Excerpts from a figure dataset
....................

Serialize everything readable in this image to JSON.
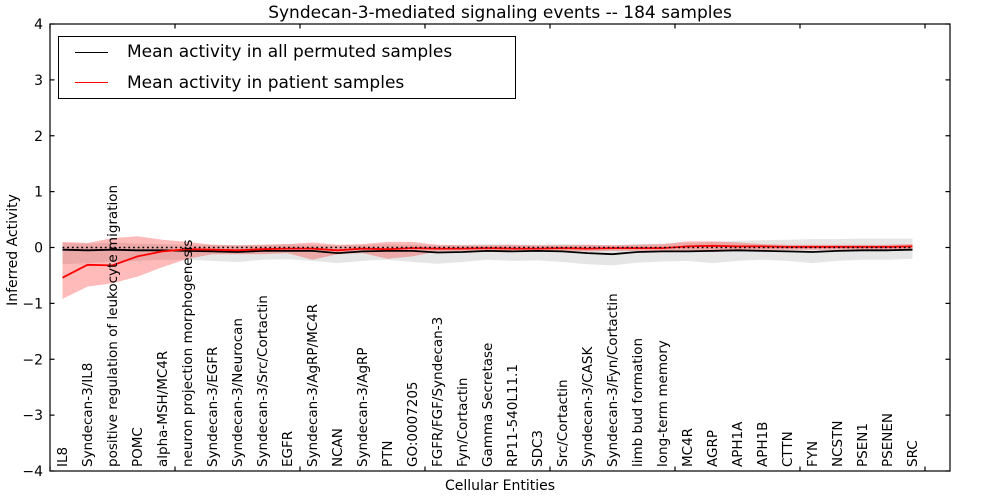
{
  "title": "Syndecan-3-mediated signaling events -- 184 samples",
  "legend": {
    "items": [
      {
        "label": "Mean activity in all permuted samples",
        "color": "#000000"
      },
      {
        "label": "Mean activity in patient samples",
        "color": "#ff0000"
      }
    ]
  },
  "chart_data": {
    "type": "line",
    "title": "Syndecan-3-mediated signaling events -- 184 samples",
    "xlabel": "Cellular Entities",
    "ylabel": "Inferred Activity",
    "ylim": [
      -4,
      4
    ],
    "yticks": [
      -4,
      -3,
      -2,
      -1,
      0,
      1,
      2,
      3,
      4
    ],
    "grid": false,
    "legend_position": "upper left",
    "categories": [
      "IL8",
      "Syndecan-3/IL8",
      "positive regulation of leukocyte migration",
      "POMC",
      "alpha-MSH/MC4R",
      "neuron projection morphogenesis",
      "Syndecan-3/EGFR",
      "Syndecan-3/Neurocan",
      "Syndecan-3/Src/Cortactin",
      "EGFR",
      "Syndecan-3/AgRP/MC4R",
      "NCAN",
      "Syndecan-3/AgRP",
      "PTN",
      "GO:0007205",
      "FGFR/FGF/Syndecan-3",
      "Fyn/Cortactin",
      "Gamma Secretase",
      "RP11-540L11.1",
      "SDC3",
      "Src/Cortactin",
      "Syndecan-3/CASK",
      "Syndecan-3/Fyn/Cortactin",
      "limb bud formation",
      "long-term memory",
      "MC4R",
      "AGRP",
      "APH1A",
      "APH1B",
      "CTTN",
      "FYN",
      "NCSTN",
      "PSEN1",
      "PSENEN",
      "SRC"
    ],
    "series": [
      {
        "name": "Mean activity in all permuted samples",
        "color": "#000000",
        "style": "solid",
        "values": [
          -0.04,
          -0.05,
          -0.04,
          -0.05,
          -0.05,
          -0.06,
          -0.07,
          -0.08,
          -0.06,
          -0.06,
          -0.06,
          -0.1,
          -0.07,
          -0.06,
          -0.06,
          -0.09,
          -0.08,
          -0.06,
          -0.07,
          -0.06,
          -0.07,
          -0.1,
          -0.12,
          -0.08,
          -0.07,
          -0.07,
          -0.06,
          -0.05,
          -0.06,
          -0.07,
          -0.08,
          -0.06,
          -0.05,
          -0.05,
          -0.04
        ]
      },
      {
        "name": "Mean activity in patient samples",
        "color": "#ff0000",
        "style": "solid",
        "values": [
          -0.54,
          -0.31,
          -0.32,
          -0.16,
          -0.07,
          -0.03,
          -0.04,
          -0.05,
          -0.03,
          -0.02,
          -0.02,
          -0.05,
          -0.02,
          -0.03,
          -0.01,
          -0.02,
          -0.02,
          -0.01,
          -0.02,
          -0.02,
          -0.01,
          -0.02,
          -0.01,
          -0.01,
          -0.01,
          0.02,
          0.03,
          0.02,
          0.02,
          0.01,
          0.01,
          0.01,
          0.01,
          0.01,
          0.02
        ]
      }
    ],
    "reference_line": {
      "name": "zero-reference",
      "value": 0,
      "color": "#000000",
      "style": "dotted"
    },
    "bands": [
      {
        "name": "permuted-samples-std-band",
        "fill": "rgba(0,0,0,0.10)",
        "upper": [
          0.08,
          0.07,
          0.09,
          0.07,
          0.06,
          0.05,
          0.05,
          0.04,
          0.05,
          0.06,
          0.05,
          0.04,
          0.05,
          0.06,
          0.05,
          0.04,
          0.05,
          0.06,
          0.05,
          0.05,
          0.06,
          0.05,
          0.04,
          0.06,
          0.07,
          0.08,
          0.1,
          0.12,
          0.13,
          0.14,
          0.15,
          0.15,
          0.16,
          0.16,
          0.16
        ],
        "lower": [
          -0.3,
          -0.28,
          -0.26,
          -0.24,
          -0.22,
          -0.22,
          -0.24,
          -0.26,
          -0.22,
          -0.21,
          -0.24,
          -0.28,
          -0.24,
          -0.22,
          -0.26,
          -0.29,
          -0.26,
          -0.22,
          -0.24,
          -0.23,
          -0.26,
          -0.3,
          -0.32,
          -0.27,
          -0.25,
          -0.24,
          -0.28,
          -0.24,
          -0.22,
          -0.24,
          -0.28,
          -0.24,
          -0.22,
          -0.22,
          -0.2
        ]
      },
      {
        "name": "patient-samples-std-band",
        "fill": "rgba(255,0,0,0.27)",
        "upper": [
          0.1,
          0.08,
          0.17,
          0.2,
          0.14,
          0.1,
          0.05,
          0.04,
          0.05,
          0.06,
          0.09,
          0.05,
          0.06,
          0.1,
          0.1,
          0.05,
          0.04,
          0.04,
          0.05,
          0.04,
          0.04,
          0.05,
          0.04,
          0.05,
          0.06,
          0.11,
          0.11,
          0.09,
          0.06,
          0.05,
          0.05,
          0.05,
          0.05,
          0.05,
          0.06
        ],
        "lower": [
          -0.92,
          -0.7,
          -0.64,
          -0.52,
          -0.35,
          -0.2,
          -0.12,
          -0.12,
          -0.12,
          -0.1,
          -0.22,
          -0.12,
          -0.1,
          -0.2,
          -0.16,
          -0.07,
          -0.06,
          -0.06,
          -0.07,
          -0.06,
          -0.06,
          -0.07,
          -0.06,
          -0.06,
          -0.07,
          -0.06,
          -0.08,
          -0.06,
          -0.05,
          -0.04,
          -0.04,
          -0.04,
          -0.04,
          -0.05,
          -0.05
        ]
      }
    ]
  }
}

....................

Task prompt: Transcribe each of the records above precisely, with no pictures in the copy.

Output:
Serialize everything readable in this image to JSON.
{
  "title": "Syndecan-3-mediated signaling events -- 184 samples",
  "legend": {
    "items": [
      {
        "label": "Mean activity in all permuted samples",
        "color": "#000000"
      },
      {
        "label": "Mean activity in patient samples",
        "color": "#ff0000"
      }
    ]
  },
  "chart_data": {
    "type": "line",
    "title": "Syndecan-3-mediated signaling events -- 184 samples",
    "xlabel": "Cellular Entities",
    "ylabel": "Inferred Activity",
    "ylim": [
      -4,
      4
    ],
    "yticks": [
      -4,
      -3,
      -2,
      -1,
      0,
      1,
      2,
      3,
      4
    ],
    "grid": false,
    "legend_position": "upper left",
    "categories": [
      "IL8",
      "Syndecan-3/IL8",
      "positive regulation of leukocyte migration",
      "POMC",
      "alpha-MSH/MC4R",
      "neuron projection morphogenesis",
      "Syndecan-3/EGFR",
      "Syndecan-3/Neurocan",
      "Syndecan-3/Src/Cortactin",
      "EGFR",
      "Syndecan-3/AgRP/MC4R",
      "NCAN",
      "Syndecan-3/AgRP",
      "PTN",
      "GO:0007205",
      "FGFR/FGF/Syndecan-3",
      "Fyn/Cortactin",
      "Gamma Secretase",
      "RP11-540L11.1",
      "SDC3",
      "Src/Cortactin",
      "Syndecan-3/CASK",
      "Syndecan-3/Fyn/Cortactin",
      "limb bud formation",
      "long-term memory",
      "MC4R",
      "AGRP",
      "APH1A",
      "APH1B",
      "CTTN",
      "FYN",
      "NCSTN",
      "PSEN1",
      "PSENEN",
      "SRC"
    ],
    "series": [
      {
        "name": "Mean activity in all permuted samples",
        "color": "#000000",
        "style": "solid",
        "values": [
          -0.04,
          -0.05,
          -0.04,
          -0.05,
          -0.05,
          -0.06,
          -0.07,
          -0.08,
          -0.06,
          -0.06,
          -0.06,
          -0.1,
          -0.07,
          -0.06,
          -0.06,
          -0.09,
          -0.08,
          -0.06,
          -0.07,
          -0.06,
          -0.07,
          -0.1,
          -0.12,
          -0.08,
          -0.07,
          -0.07,
          -0.06,
          -0.05,
          -0.06,
          -0.07,
          -0.08,
          -0.06,
          -0.05,
          -0.05,
          -0.04
        ]
      },
      {
        "name": "Mean activity in patient samples",
        "color": "#ff0000",
        "style": "solid",
        "values": [
          -0.54,
          -0.31,
          -0.32,
          -0.16,
          -0.07,
          -0.03,
          -0.04,
          -0.05,
          -0.03,
          -0.02,
          -0.02,
          -0.05,
          -0.02,
          -0.03,
          -0.01,
          -0.02,
          -0.02,
          -0.01,
          -0.02,
          -0.02,
          -0.01,
          -0.02,
          -0.01,
          -0.01,
          -0.01,
          0.02,
          0.03,
          0.02,
          0.02,
          0.01,
          0.01,
          0.01,
          0.01,
          0.01,
          0.02
        ]
      }
    ],
    "reference_line": {
      "name": "zero-reference",
      "value": 0,
      "color": "#000000",
      "style": "dotted"
    },
    "bands": [
      {
        "name": "permuted-samples-std-band",
        "fill": "rgba(0,0,0,0.10)",
        "upper": [
          0.08,
          0.07,
          0.09,
          0.07,
          0.06,
          0.05,
          0.05,
          0.04,
          0.05,
          0.06,
          0.05,
          0.04,
          0.05,
          0.06,
          0.05,
          0.04,
          0.05,
          0.06,
          0.05,
          0.05,
          0.06,
          0.05,
          0.04,
          0.06,
          0.07,
          0.08,
          0.1,
          0.12,
          0.13,
          0.14,
          0.15,
          0.15,
          0.16,
          0.16,
          0.16
        ],
        "lower": [
          -0.3,
          -0.28,
          -0.26,
          -0.24,
          -0.22,
          -0.22,
          -0.24,
          -0.26,
          -0.22,
          -0.21,
          -0.24,
          -0.28,
          -0.24,
          -0.22,
          -0.26,
          -0.29,
          -0.26,
          -0.22,
          -0.24,
          -0.23,
          -0.26,
          -0.3,
          -0.32,
          -0.27,
          -0.25,
          -0.24,
          -0.28,
          -0.24,
          -0.22,
          -0.24,
          -0.28,
          -0.24,
          -0.22,
          -0.22,
          -0.2
        ]
      },
      {
        "name": "patient-samples-std-band",
        "fill": "rgba(255,0,0,0.27)",
        "upper": [
          0.1,
          0.08,
          0.17,
          0.2,
          0.14,
          0.1,
          0.05,
          0.04,
          0.05,
          0.06,
          0.09,
          0.05,
          0.06,
          0.1,
          0.1,
          0.05,
          0.04,
          0.04,
          0.05,
          0.04,
          0.04,
          0.05,
          0.04,
          0.05,
          0.06,
          0.11,
          0.11,
          0.09,
          0.06,
          0.05,
          0.05,
          0.05,
          0.05,
          0.05,
          0.06
        ],
        "lower": [
          -0.92,
          -0.7,
          -0.64,
          -0.52,
          -0.35,
          -0.2,
          -0.12,
          -0.12,
          -0.12,
          -0.1,
          -0.22,
          -0.12,
          -0.1,
          -0.2,
          -0.16,
          -0.07,
          -0.06,
          -0.06,
          -0.07,
          -0.06,
          -0.06,
          -0.07,
          -0.06,
          -0.06,
          -0.07,
          -0.06,
          -0.08,
          -0.06,
          -0.05,
          -0.04,
          -0.04,
          -0.04,
          -0.04,
          -0.05,
          -0.05
        ]
      }
    ]
  }
}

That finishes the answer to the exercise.